*任务*.
(1) 请把下面讲[ZJOI2012]旅游那段原文照抄一遍，从“long n, tot;”开始，到“abs(a - b) > 1)”结束。
(2) 请接着下面讲[ZJOI2012]旅游解法的那段原文，从它停下的地方往下写。

*引用原文*.
=====
[ZJOI2012]旅游

看懂题意就好了。

就是相邻的城市连边，然后求图的直径。

/**
 * Problem:Journey
 * Author:Shun Yao
 * Time:2013.6.3
 * Result:Accepted
 */

#include <cstring>
#include <cstdio>
#include <algorithm>

const long Maxn = 200005;

long abs(long x) {
	return x < 0 ? -x : x;
}
long max(long x, long y) {
	return x > y ? x : y;
}
long min(long x, long y) {
	return x < y ? x : y;
}

class line {
public:
	long u, v, i;
	line() {}
	~line() {}
	line(long U, long V, long I):u(min(U, V)), v(max(U, V)), i(I) {}
} l[Maxn << 1];

bool cmpl(line a, line b) {
	return a.u != b.u ? a.u < b.u : a.v < b.v;
}

class gnode {
public:
	long v;
	gnode *next;
	gnode() {}
	~gnode() {}
	gnode(long V, gnode *ne):v(V), next(ne) {}
} *g[Maxn];

void add(long x, long y) {
	g[x] = new gnode(y, g[x]);
	g[y] = new gnode(x, g[y]);
}

long n, tot;
long q[Maxn], *L, *R;
long f[Maxn], d[Maxn][2];
long ans;
int main() {
	static long i, a, b, c;
	static gnode *e;
	freopen("journey.in", "r", stdin);
	freopen("journey.out", "w", stdout);
	scanf("%ld", &n);
	tot = 0;
	for (i = 1; i <= n - 2; ++i) {
		scanf("%ld%ld%ld", &a, &b, &c);
		if (abs(a % n - b % n) > 1 && abs(a - b) > 1)
			l[++tot] = line(a, b, i);
		if (abs(a % n - c % n) > 1 && abs(a - c) > 1)
=====
(版面坐标数据)
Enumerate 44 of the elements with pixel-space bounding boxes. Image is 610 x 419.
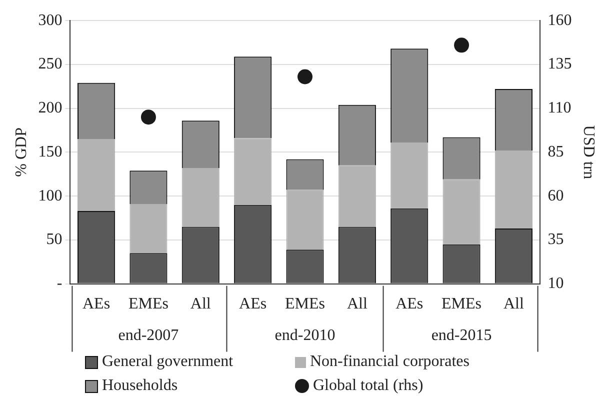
y2-tick-label: 135 — [548, 56, 572, 73]
y-axis-title: % GDP — [12, 127, 30, 177]
y-tick-label: - — [56, 275, 62, 292]
text: end-2015 — [431, 327, 492, 344]
y-tick-label: 300 — [38, 12, 62, 29]
bar — [494, 150, 532, 229]
y-tick-label: 50 — [46, 231, 62, 248]
y-tick-label: 250 — [38, 56, 62, 73]
legend-label: Households — [102, 377, 178, 395]
text: end-2010 — [274, 327, 336, 344]
point — [454, 38, 470, 53]
x-tick-label: AEs — [82, 296, 110, 313]
y2-tick-label: 160 — [548, 12, 572, 29]
x-tick-label: EMEs — [285, 296, 325, 313]
y2-axis-title: USD trn — [580, 125, 598, 180]
bar — [182, 168, 220, 227]
bar — [442, 179, 480, 244]
bar — [234, 138, 272, 205]
x-tick-label: All — [503, 296, 524, 313]
x-tick-label: All — [346, 296, 368, 313]
legend-label: General government — [102, 353, 234, 371]
bar — [390, 142, 428, 208]
y2-tick-label: 35 — [548, 231, 564, 248]
legend-label: Non-financial corporates — [310, 353, 470, 371]
x-tick-label: AEs — [396, 296, 424, 313]
legend-label: Global total (rhs) — [313, 377, 424, 395]
y-tick-label: 150 — [38, 143, 62, 160]
y2-tick-label: 10 — [548, 275, 564, 292]
x-tick-label: EMEs — [442, 296, 482, 313]
x-tick-label: AEs — [239, 296, 267, 313]
y2-tick-label: 85 — [548, 143, 564, 160]
text: end-2007 — [118, 327, 179, 344]
y-tick-label: 200 — [38, 100, 62, 117]
point — [298, 69, 312, 84]
y-tick-label: 100 — [38, 187, 62, 204]
bar — [78, 139, 116, 211]
bar — [286, 190, 324, 250]
y2-tick-label: 110 — [548, 100, 572, 117]
point — [140, 110, 156, 125]
x-tick-label: All — [190, 296, 212, 313]
y2-tick-label: 60 — [548, 187, 564, 204]
bar — [338, 165, 376, 227]
x-tick-label: EMEs — [128, 296, 168, 313]
bar — [130, 204, 168, 254]
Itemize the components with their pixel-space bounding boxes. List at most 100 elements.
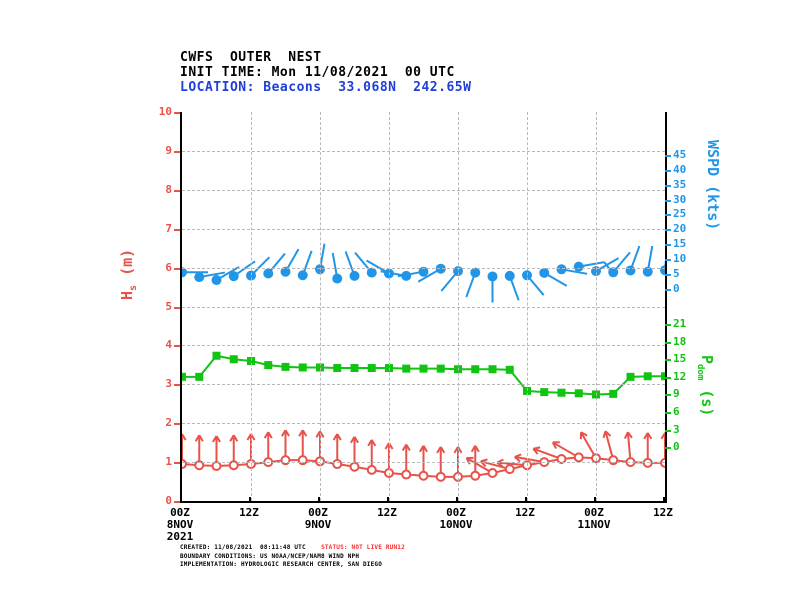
pdom-marker (661, 372, 665, 381)
pdom-marker (436, 364, 445, 373)
x-tick-day: 9NOV (304, 518, 332, 531)
hs-tick-mark (174, 267, 180, 270)
hs-tick-mark (174, 345, 180, 348)
hs-marker (211, 460, 222, 471)
hs-arrow-head (419, 445, 425, 453)
wspd-barb (211, 266, 240, 286)
hs-arrow-head (194, 434, 201, 442)
ws-tick-label: 30 (673, 192, 687, 206)
wspd-marker (211, 275, 222, 286)
x-axis-tick-mark (249, 497, 251, 503)
pdom-marker (402, 364, 411, 373)
pd-tick-label: 12 (673, 369, 687, 383)
ws-tick-mark (665, 244, 671, 247)
ws-tick-label: 15 (673, 237, 687, 251)
hs-arrow-head (298, 429, 304, 437)
hs-arrow-head (643, 432, 649, 440)
pd-tick-label: 3 (673, 422, 680, 436)
wspd-marker (556, 264, 567, 275)
wspd-barb (331, 252, 343, 284)
hs-arrow-head (453, 446, 459, 454)
footer-created: CREATED: 11/08/2021 08:11:48 UTC (180, 544, 306, 551)
wspd-marker (642, 266, 653, 277)
hs-axis-title-main: H (118, 290, 136, 300)
hs-arrow-head (627, 431, 633, 439)
x-axis-tick-label: 00Z 10NOV (426, 507, 486, 531)
pd-tick-mark (665, 376, 671, 379)
hs-direction-arrow (182, 433, 187, 465)
x-tick-day: 10NOV (439, 518, 473, 531)
ws-tick-label: 10 (673, 252, 687, 266)
pd-tick-label: 18 (673, 334, 687, 348)
footer-created-line: CREATED: 11/08/2021 08:11:48 UTC STATUS:… (180, 544, 405, 553)
wspd-barb (397, 266, 429, 278)
ws-tick-label: 40 (673, 162, 687, 176)
gridline-horizontal (182, 384, 665, 386)
x-axis-tick-label: 00Z 9NOV (288, 507, 348, 531)
hs-arrow-head (370, 439, 377, 447)
footer-status: STATUS: NOT LIVE RUN12 (321, 544, 405, 551)
ws-tick-mark (665, 169, 671, 172)
pdom-marker (609, 389, 618, 398)
hs-marker (470, 470, 481, 481)
hs-arrow-head (301, 429, 308, 437)
hs-arrow-head (496, 458, 504, 464)
pdom-marker (195, 372, 204, 381)
wspd-marker (228, 271, 239, 282)
pd-tick-label: 21 (673, 317, 687, 330)
hs-tick-mark (174, 501, 180, 503)
hs-tick-label: 5 (165, 299, 172, 313)
pd-tick-mark (665, 341, 671, 344)
hs-tick-label: 10 (158, 105, 172, 118)
pdom-marker (182, 372, 186, 381)
hs-marker (182, 459, 187, 470)
x-axis-tick-mark (318, 497, 320, 503)
ws-tick-mark (665, 274, 671, 277)
pdom-marker (557, 388, 566, 397)
wspd-marker (182, 267, 187, 278)
ws-tick-mark (665, 154, 671, 157)
hs-tick-label: 1 (165, 455, 172, 469)
hs-direction-arrow (660, 432, 665, 463)
chart-title-block: CWFS OUTER NEST INIT TIME: Mon 11/08/202… (180, 50, 471, 95)
hs-arrow-head (401, 444, 408, 452)
wspd-marker (194, 272, 205, 283)
gridline-horizontal (182, 189, 665, 191)
hs-arrow-shaft (532, 447, 562, 460)
hs-arrow-head (332, 433, 339, 441)
hs-tick-mark (174, 384, 180, 387)
hs-arrow-head (267, 431, 273, 439)
wspd-barb (263, 252, 286, 279)
ws-tick-label: 20 (673, 222, 687, 236)
x-tick-day: 8NOV (166, 518, 194, 531)
x-axis-tick-mark (180, 497, 182, 503)
hs-arrow-head (580, 431, 588, 437)
hs-arrow-head (604, 430, 612, 437)
pd-tick-label: 9 (673, 387, 680, 401)
wspd-marker (504, 270, 515, 281)
wspd-barb (487, 271, 498, 303)
ws-tick-mark (665, 288, 671, 291)
wspd-marker (608, 267, 619, 278)
hs-direction-arrow (465, 456, 493, 474)
hs-arrow-head (474, 445, 480, 453)
hs-arrow-head (281, 429, 287, 437)
hs-arrow-head (646, 432, 653, 440)
wspd-marker (573, 261, 584, 272)
wspd-axis-title: WSPD (kts) (704, 140, 722, 231)
gridlines (182, 112, 665, 501)
hs-arrow-head (263, 431, 270, 439)
hs-tick-label: 0 (165, 494, 172, 507)
x-axis-tick-mark (594, 497, 596, 503)
x-axis-tick-label: 12Z (219, 507, 279, 519)
wspd-marker (487, 271, 498, 282)
hs-arrow-head (405, 444, 411, 452)
hs-arrow-shaft (552, 441, 580, 459)
hs-tick-label: 3 (165, 377, 172, 391)
pdom-marker (229, 355, 238, 364)
hs-axis-title: Hs (m) (118, 249, 139, 300)
gridline-horizontal (182, 462, 665, 464)
gridline-horizontal (182, 150, 665, 152)
pd-tick-mark (665, 429, 671, 432)
hs-arrow-head (284, 429, 290, 437)
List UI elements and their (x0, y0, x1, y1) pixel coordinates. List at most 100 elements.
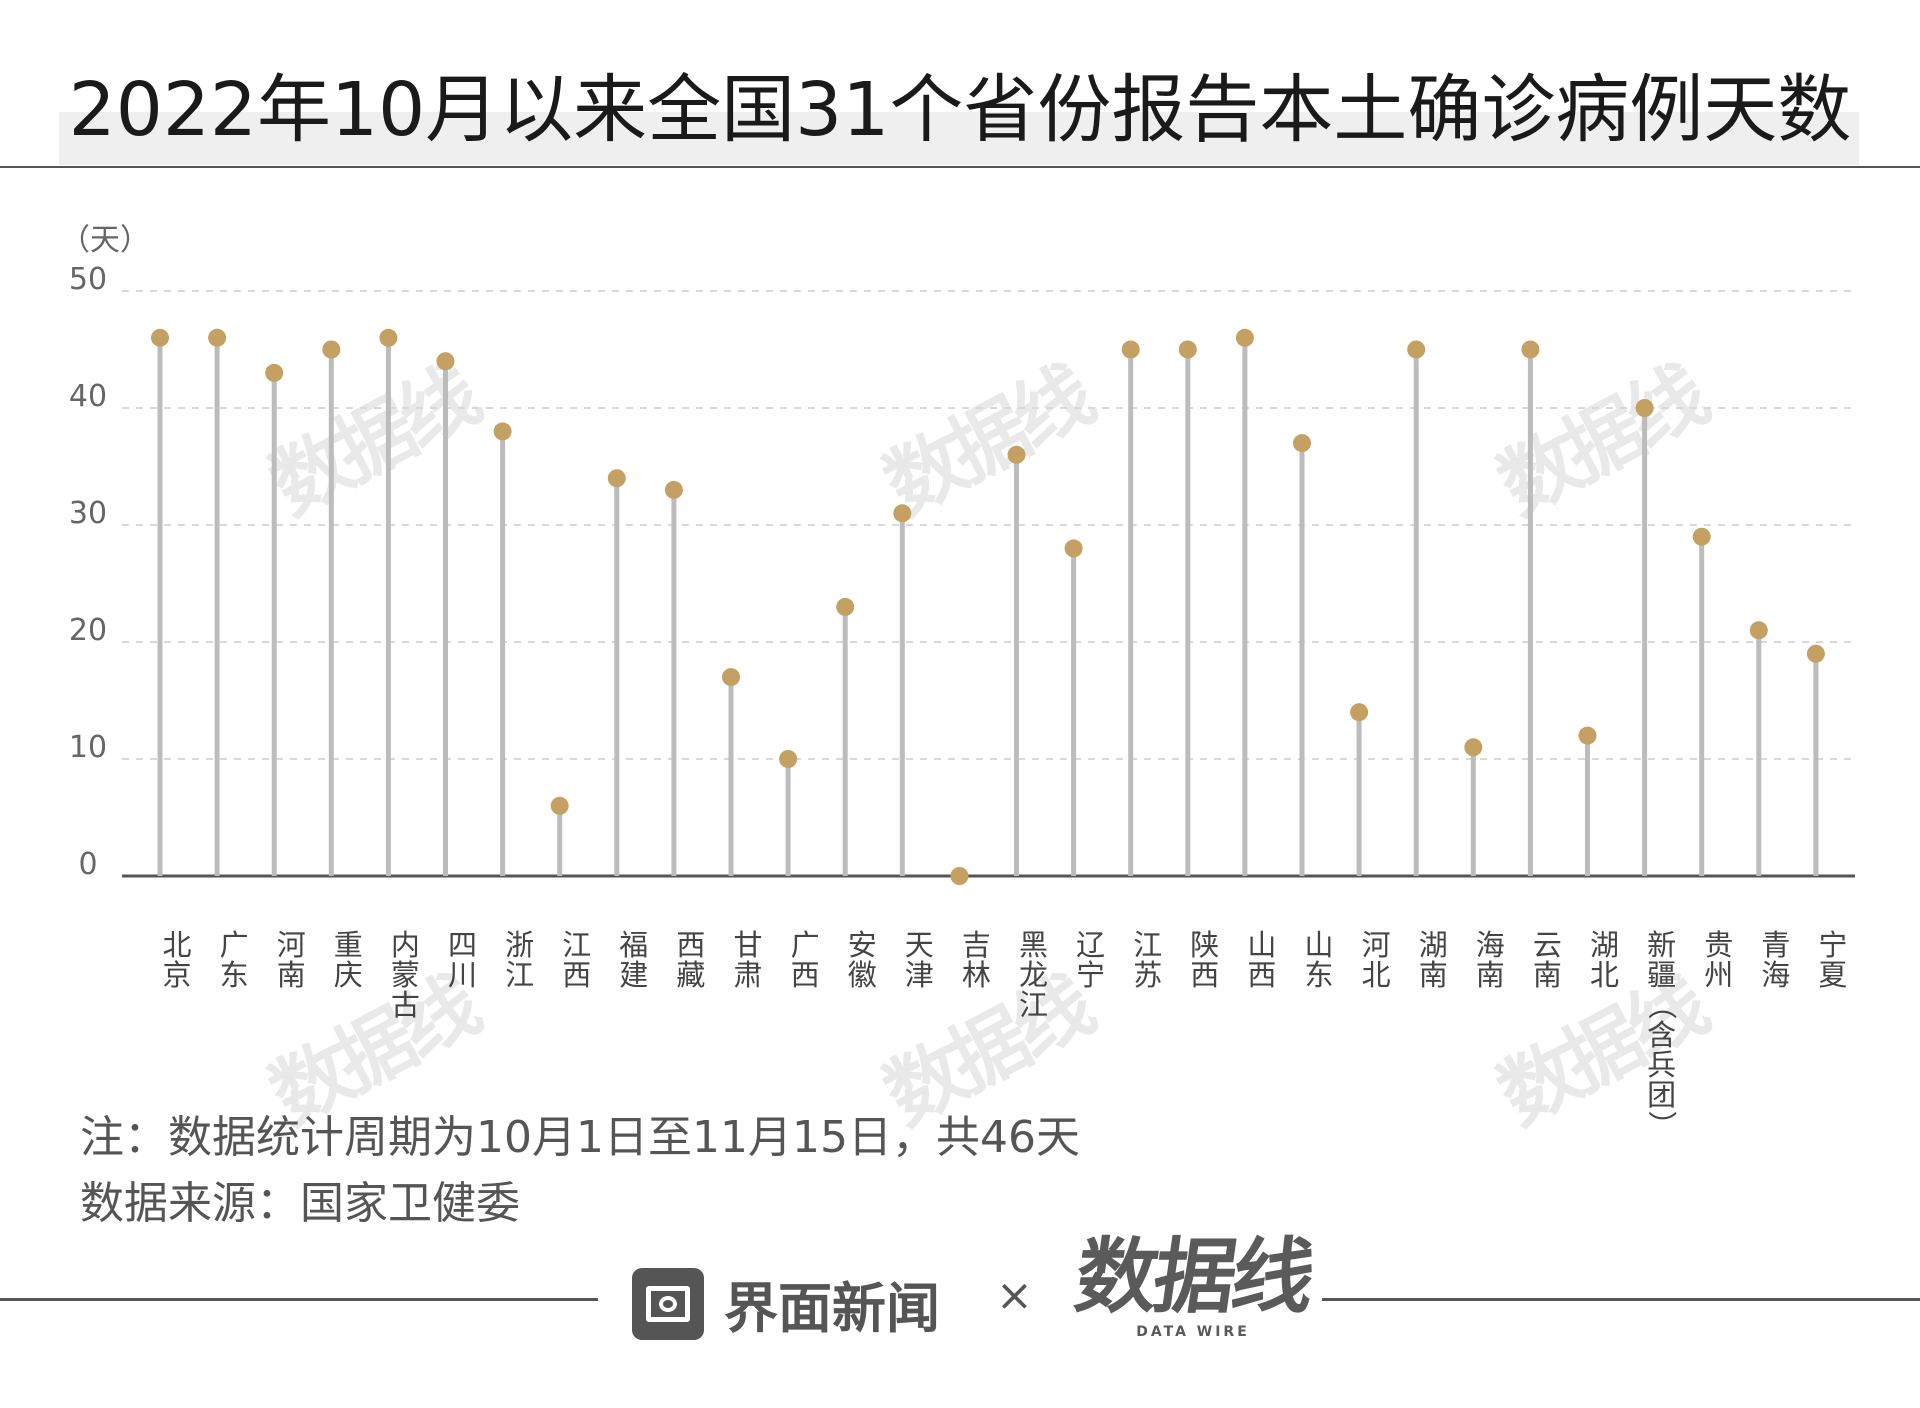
lollipop-dot (1121, 340, 1140, 359)
x-tick-label: 东 (1304, 958, 1333, 992)
lollipop-dot (436, 352, 455, 371)
note-period: 注：数据统计周期为10月1日至11月15日，共46天 (80, 1112, 1080, 1163)
chart-title: 2022年10月以来全国31个省份报告本土确诊病例天数 (68, 67, 1852, 153)
x-tick-label: 宁 (1076, 958, 1105, 992)
x-tick-label: 含 (1647, 1018, 1676, 1052)
x-tick-label: 湖 (1590, 928, 1619, 962)
x-tick-label: 徽 (848, 958, 877, 992)
datawire-logo-text: 数据线 (1069, 1230, 1317, 1325)
lollipop-dot (379, 328, 398, 347)
x-tick-label: 贵 (1704, 928, 1733, 962)
x-tick-label: 南 (1476, 958, 1505, 992)
jiemian-logo-icon (632, 1267, 704, 1340)
x-tick-label: 福 (619, 928, 648, 962)
lollipop-dot (1178, 340, 1197, 359)
lollipop-dot (265, 363, 284, 382)
x-tick-label: 内 (391, 928, 420, 962)
lollipop-dot (1749, 621, 1768, 640)
jiemian-logo-text: 界面新闻 (724, 1277, 940, 1340)
x-tick-label: 南 (1533, 958, 1562, 992)
x-tick-label: 蒙 (391, 958, 420, 992)
lollipop-dot (493, 422, 512, 441)
lollipop-dot (1464, 738, 1483, 757)
x-tick-label: 西 (1247, 958, 1276, 992)
jiemian-logo: 界面新闻 (632, 1264, 940, 1343)
datawire-logo: 数据线 DATA WIRE (1069, 1228, 1316, 1340)
lollipop-dot (664, 480, 683, 499)
x-tick-label: 庆 (334, 958, 363, 992)
x-tick-label: 天 (905, 928, 934, 962)
x-tick-label: 北 (1362, 958, 1391, 992)
x-tick-label: 宁 (1818, 928, 1847, 962)
x-tick-label: 北 (162, 928, 191, 962)
x-tick-label: 青 (1761, 928, 1790, 962)
lollipop-dot (1235, 328, 1254, 347)
note-source: 数据来源：国家卫健委 (80, 1178, 520, 1229)
y-tick-label: 50 (69, 262, 107, 297)
x-tick-label: 浙 (505, 928, 534, 962)
lollipop-dot (607, 469, 626, 488)
lollipop-dot (1635, 399, 1654, 417)
x-tick-label: 疆 (1647, 958, 1676, 992)
times-sign: × (996, 1270, 1033, 1321)
title-rule (0, 166, 1920, 168)
x-tick-label: 河 (1362, 928, 1391, 962)
y-unit-label: （天） (60, 223, 150, 258)
x-tick-label: 江 (1019, 988, 1048, 1022)
x-tick-label: 新 (1647, 928, 1676, 962)
x-tick-label: 津 (905, 958, 934, 992)
x-tick-label: 东 (220, 958, 249, 992)
y-tick-label: 30 (69, 496, 107, 531)
x-tick-label: 辽 (1076, 928, 1105, 962)
lollipop-dot (550, 796, 569, 815)
x-tick-label: 海 (1761, 958, 1790, 992)
x-tick-label: 四 (448, 928, 477, 962)
x-tick-label: 西 (791, 958, 820, 992)
lollipop-dot (1407, 340, 1426, 359)
x-tick-label: 古 (391, 988, 420, 1022)
x-tick-label: 南 (277, 958, 306, 992)
lollipop-dot (950, 867, 969, 885)
notes: 注：数据统计周期为10月1日至11月15日，共46天 数据来源：国家卫健委 (80, 1105, 1080, 1237)
title-background (59, 112, 1859, 165)
x-tick-label: 甘 (733, 928, 762, 962)
x-tick-label: 陕 (1190, 928, 1219, 962)
x-tick-label: 吉 (962, 928, 991, 962)
x-tick-label: 西 (1190, 958, 1219, 992)
y-tick-label: 10 (69, 730, 107, 765)
x-tick-label: 州 (1704, 958, 1733, 992)
x-tick-label: 安 (848, 928, 877, 962)
x-tick-label: 南 (1419, 958, 1448, 992)
x-tick-label: 江 (1133, 928, 1162, 962)
lollipop-dot (1578, 726, 1597, 745)
x-tick-label: 京 (162, 958, 191, 992)
x-tick-label: 川 (448, 958, 477, 992)
x-tick-label: 山 (1304, 928, 1333, 962)
x-tick-label: （ (1645, 990, 1679, 1019)
lollipop-dot (1521, 340, 1540, 359)
x-tick-label: 江 (562, 928, 591, 962)
x-tick-label: 北 (1590, 958, 1619, 992)
x-tick-label: 广 (220, 928, 249, 962)
lollipop-dot (836, 597, 855, 616)
y-tick-label: 40 (69, 379, 107, 414)
x-tick-label: 黑 (1019, 928, 1048, 962)
lollipop-dot (151, 328, 169, 347)
lollipop-dot (1350, 703, 1369, 722)
x-tick-label: 云 (1533, 928, 1562, 962)
x-tick-label: 山 (1247, 928, 1276, 962)
x-tick-label: 江 (505, 958, 534, 992)
lollipop-dot (1692, 527, 1711, 546)
lollipop-dot (893, 504, 912, 523)
x-tick-label: 夏 (1818, 958, 1847, 992)
datawire-logo-sub: DATA WIRE (1136, 1324, 1250, 1340)
lollipop-dot (322, 340, 341, 359)
x-tick-label: 海 (1476, 928, 1505, 962)
x-tick-label: 龙 (1019, 958, 1048, 992)
lollipop-dot (722, 668, 740, 687)
x-tick-label: ） (1645, 1110, 1679, 1139)
lollipop-dot (779, 750, 798, 768)
lollipop-dot (1007, 445, 1026, 464)
x-tick-label: 团 (1647, 1078, 1676, 1112)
=====
*各题答案*.
(1)
long n, tot;
long q[Maxn], *L, *R;
long f[Maxn], d[Maxn][2];
long ans;
int main() {
	static long i, a, b, c;
	static gnode *e;
	freopen("journey.in", "r", stdin);
	freopen("journey.out", "w", stdout);
	scanf("%ld", &n);
	tot = 0;
	for (i = 1; i <= n - 2; ++i) {
		scanf("%ld%ld%ld", &a, &b, &c);
		if (abs(a % n - b % n) > 1 && abs(a - b) > 1)

(2)
			l[++tot] = line(a, c, i);
		if (abs(b % n - c % n) > 1 && abs(b - c) > 1)
			l[++tot] = line(b, c, i);
	}
	std::sort(l + 1, l + tot + 1, cmpl);
	for (i = 1; i <= tot; i += 2)
		add(l[i].i, l[i + 1].i);
	memset(f, 0, sizeof f);
	R = (L = &(*q = 1)) + 1;
	f[1] = -1;
	while (L != R) {
		for (e = g[*L]; e; e = e->next)
			if (!f[e->v])
				f[*(R++) = e->v] = *L;
		++L;
	}
	ans = 0;
	do {
		--L;
		d[*L][0] = 0;
		d[*L][1] = 0;
		for (e = g[*L]; e; e = e->next)
			if (f[e->v] == *L) {
				if (d[*L][0] < d[e->v][0] + 1) {
					d[*L][1] = d[*L][0];
					d[*L][0] = d[e->v][0] + 1;
				} else if (d[*L][1] < d[e->v][0] + 1)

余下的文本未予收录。